> _Instructions for the task_: From the listing below, pick out each line with the word "Jenkins".

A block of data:
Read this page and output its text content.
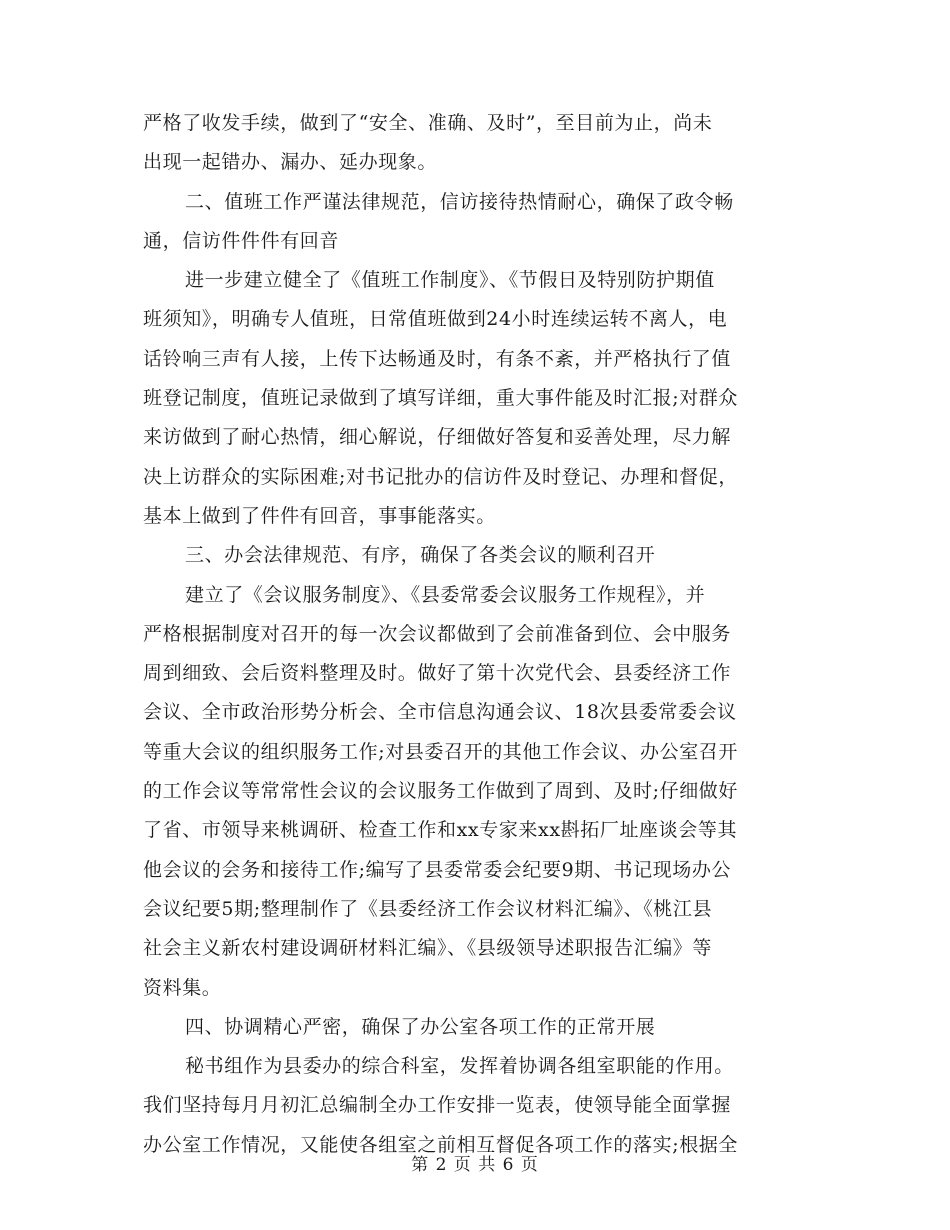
严格了收发手续，做到了“安全、准确、及时”，至目前为止，尚未
出现一起错办、漏办、延办现象。
二、值班工作严谨法律规范，信访接待热情耐心，确保了政令畅
通，信访件件件有回音
进一步建立健全了《值班工作制度》、《节假日及特别防护期值
班须知》，明确专人值班，日常值班做到24小时连续运转不离人，电
话铃响三声有人接，上传下达畅通及时，有条不紊，并严格执行了值
班登记制度，值班记录做到了填写详细，重大事件能及时汇报;对群众
来访做到了耐心热情，细心解说，仔细做好答复和妥善处理，尽力解
决上访群众的实际困难;对书记批办的信访件及时登记、办理和督促，
基本上做到了件件有回音，事事能落实。
三、办会法律规范、有序，确保了各类会议的顺利召开
建立了《会议服务制度》、《县委常委会议服务工作规程》，并
严格根据制度对召开的每一次会议都做到了会前准备到位、会中服务
周到细致、会后资料整理及时。做好了第十次党代会、县委经济工作
会议、全市政治形势分析会、全市信息沟通会议、18次县委常委会议
等重大会议的组织服务工作;对县委召开的其他工作会议、办公室召开
的工作会议等常常性会议的会议服务工作做到了周到、及时;仔细做好
了省、市领导来桃调研、检查工作和xx专家来xx斟拓厂址座谈会等其
他会议的会务和接待工作;编写了县委常委会纪要9期、书记现场办公
会议纪要5期;整理制作了《县委经济工作会议材料汇编》、《桃江县
社会主义新农村建设调研材料汇编》、《县级领导述职报告汇编》等
资料集。
四、协调精心严密，确保了办公室各项工作的正常开展
秘书组作为县委办的综合科室，发挥着协调各组室职能的作用。
我们坚持每月月初汇总编制全办工作安排一览表，使领导能全面掌握
办公室工作情况，又能使各组室之前相互督促各项工作的落实;根据全
第 2 页 共 6 页
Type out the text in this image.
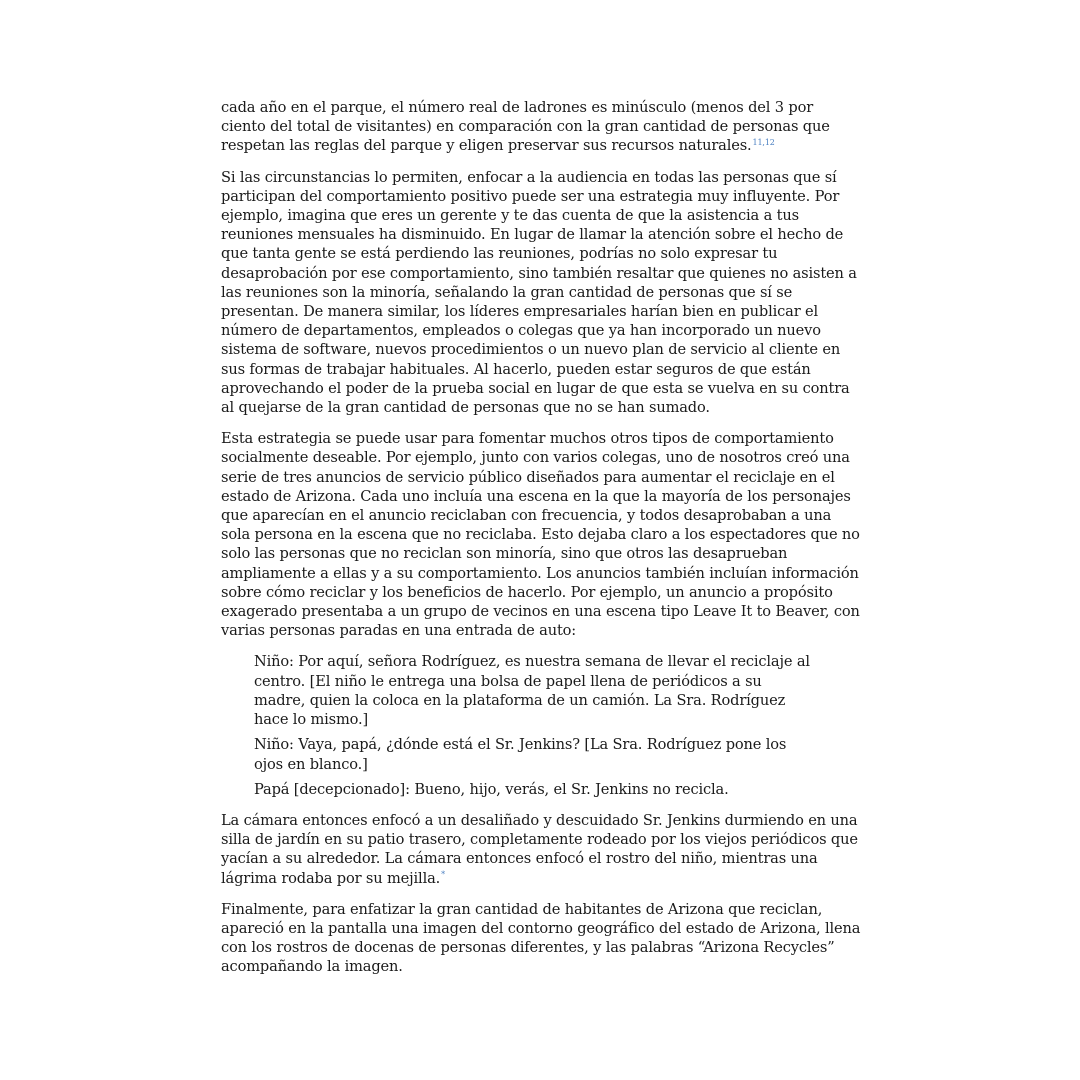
cada año en el parque, el número real de ladrones es minúsculo (menos del 3 por ciento del total de visitantes) en comparación con la gran cantidad de personas que respetan las reglas del parque y eligen preservar sus recursos naturales.$^{11,12}$

Si las circunstancias lo permiten, enfocar a la audiencia en todas las personas que sí participan del comportamiento positivo puede ser una estrategia muy influyente. Por ejemplo, imagina que eres un gerente y te das cuenta de que la asistencia a tus reuniones mensuales ha disminuido. En lugar de llamar la atención sobre el hecho de que tanta gente se está perdiendo las reuniones, podrías no solo expresar tu desaprobación por ese comportamiento, sino también resaltar que quienes no asisten a las reuniones son la minoría, señalando la gran cantidad de personas que sí se presentan. De manera similar, los líderes empresariales harían bien en publicar el número de departamentos, empleados o colegas que ya han incorporado un nuevo sistema de software, nuevos procedimientos o un nuevo plan de servicio al cliente en sus formas de trabajar habituales. Al hacerlo, pueden estar seguros de que están aprovechando el poder de la prueba social en lugar de que esta se vuelva en su contra al quejarse de la gran cantidad de personas que no se han sumado.

Esta estrategia se puede usar para fomentar muchos otros tipos de comportamiento socialmente deseable. Por ejemplo, junto con varios colegas, uno de nosotros creó una serie de tres anuncios de servicio público diseñados para aumentar el reciclaje en el estado de Arizona. Cada uno incluía una escena en la que la mayoría de los personajes que aparecían en el anuncio reciclaban con frecuencia, y todos desaprobaban a una sola persona en la escena que no reciclaba. Esto dejaba claro a los espectadores que no solo las personas que no reciclan son minoría, sino que otros las desaprueban ampliamente a ellas y a su comportamiento. Los anuncios también incluían información sobre cómo reciclar y los beneficios de hacerlo. Por ejemplo, un anuncio a propósito exagerado presentaba a un grupo de vecinos en una escena tipo Leave It to Beaver, con varias personas paradas en una entrada de auto:

Niño: Por aquí, señora Rodríguez, es nuestra semana de llevar el reciclaje al centro. [El niño le entrega una bolsa de papel llena de periódicos a su madre, quien la coloca en la plataforma de un camión. La Sra. Rodríguez hace lo mismo.]

Niño: Vaya, papá, ¿dónde está el Sr. Jenkins? [La Sra. Rodríguez pone los ojos en blanco.]

Papá [decepcionado]: Bueno, hijo, verás, el Sr. Jenkins no recicla.

La cámara entonces enfocó a un desaliñado y descuidado Sr. Jenkins durmiendo en una silla de jardín en su patio trasero, completamente rodeado por los viejos periódicos que yacían a su alrededor. La cámara entonces enfocó el rostro del niño, mientras una lágrima rodaba por su mejilla.*

Finalmente, para enfatizar la gran cantidad de habitantes de Arizona que reciclan, apareció en la pantalla una imagen del contorno geográfico del estado de Arizona, llena con los rostros de docenas de personas diferentes, y las palabras “Arizona Recycles” acompañando la imagen.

> _Solution to the problem_:
Niño: Vaya, papá, ¿dónde está el Sr. Jenkins? [La Sra. Rodríguez pone los ojos en blanco.]
Papá [decepcionado]: Bueno, hijo, verás, el Sr. Jenkins no recicla.
La cámara entonces enfocó a un desaliñado y descuidado Sr. Jenkins durmiendo en una silla de jardín en su patio trasero, completamente rodeado por los viejos periódicos que yacían a su alrededor. La cámara entonces enfocó el rostro del niño, mientras una lágrima rodaba por su mejilla.*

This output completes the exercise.